[Opening DATASET RECORDS section]

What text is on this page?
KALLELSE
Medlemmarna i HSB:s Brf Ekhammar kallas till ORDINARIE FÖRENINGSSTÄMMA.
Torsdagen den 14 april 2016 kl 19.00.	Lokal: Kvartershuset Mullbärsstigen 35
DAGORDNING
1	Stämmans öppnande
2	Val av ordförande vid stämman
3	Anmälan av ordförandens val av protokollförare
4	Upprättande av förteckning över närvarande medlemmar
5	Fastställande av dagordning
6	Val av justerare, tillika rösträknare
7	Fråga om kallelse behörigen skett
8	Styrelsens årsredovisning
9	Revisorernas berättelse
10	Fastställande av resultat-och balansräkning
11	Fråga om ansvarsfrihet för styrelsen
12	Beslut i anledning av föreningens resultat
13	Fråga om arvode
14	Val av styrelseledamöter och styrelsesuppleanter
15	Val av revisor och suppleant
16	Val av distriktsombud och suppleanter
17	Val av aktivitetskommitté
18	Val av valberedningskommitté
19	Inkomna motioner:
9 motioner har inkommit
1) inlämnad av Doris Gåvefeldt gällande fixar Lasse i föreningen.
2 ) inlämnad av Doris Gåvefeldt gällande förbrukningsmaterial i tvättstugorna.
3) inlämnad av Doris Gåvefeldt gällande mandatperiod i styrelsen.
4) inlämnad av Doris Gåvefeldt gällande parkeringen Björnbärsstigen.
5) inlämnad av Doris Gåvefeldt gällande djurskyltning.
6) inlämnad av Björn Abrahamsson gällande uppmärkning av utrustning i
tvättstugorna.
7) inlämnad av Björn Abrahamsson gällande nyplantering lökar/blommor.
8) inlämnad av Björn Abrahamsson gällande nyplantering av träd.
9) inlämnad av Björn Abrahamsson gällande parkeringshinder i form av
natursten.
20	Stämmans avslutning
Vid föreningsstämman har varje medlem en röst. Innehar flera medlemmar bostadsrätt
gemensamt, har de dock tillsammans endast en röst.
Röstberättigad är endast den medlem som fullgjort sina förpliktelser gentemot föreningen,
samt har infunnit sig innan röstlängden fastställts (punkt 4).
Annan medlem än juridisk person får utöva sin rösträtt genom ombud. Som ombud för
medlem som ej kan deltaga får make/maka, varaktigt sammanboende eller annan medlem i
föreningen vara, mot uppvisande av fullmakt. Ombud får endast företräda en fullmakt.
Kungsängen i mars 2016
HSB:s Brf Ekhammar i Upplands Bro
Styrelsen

[Closing DATASET RECORDS section]

REQUIREMENT: Using the entries above, find all lines with "inlämnad". Copy them.

EXERCISE RESPONSE:
1) inlämnad av Doris Gåvefeldt gällande fixar Lasse i föreningen.
2 ) inlämnad av Doris Gåvefeldt gällande förbrukningsmaterial i tvättstugorna.
3) inlämnad av Doris Gåvefeldt gällande mandatperiod i styrelsen.
4) inlämnad av Doris Gåvefeldt gällande parkeringen Björnbärsstigen.
5) inlämnad av Doris Gåvefeldt gällande djurskyltning.
6) inlämnad av Björn Abrahamsson gällande uppmärkning av utrustning i
7) inlämnad av Björn Abrahamsson gällande nyplantering lökar/blommor.
8) inlämnad av Björn Abrahamsson gällande nyplantering av träd.
9) inlämnad av Björn Abrahamsson gällande parkeringshinder i form av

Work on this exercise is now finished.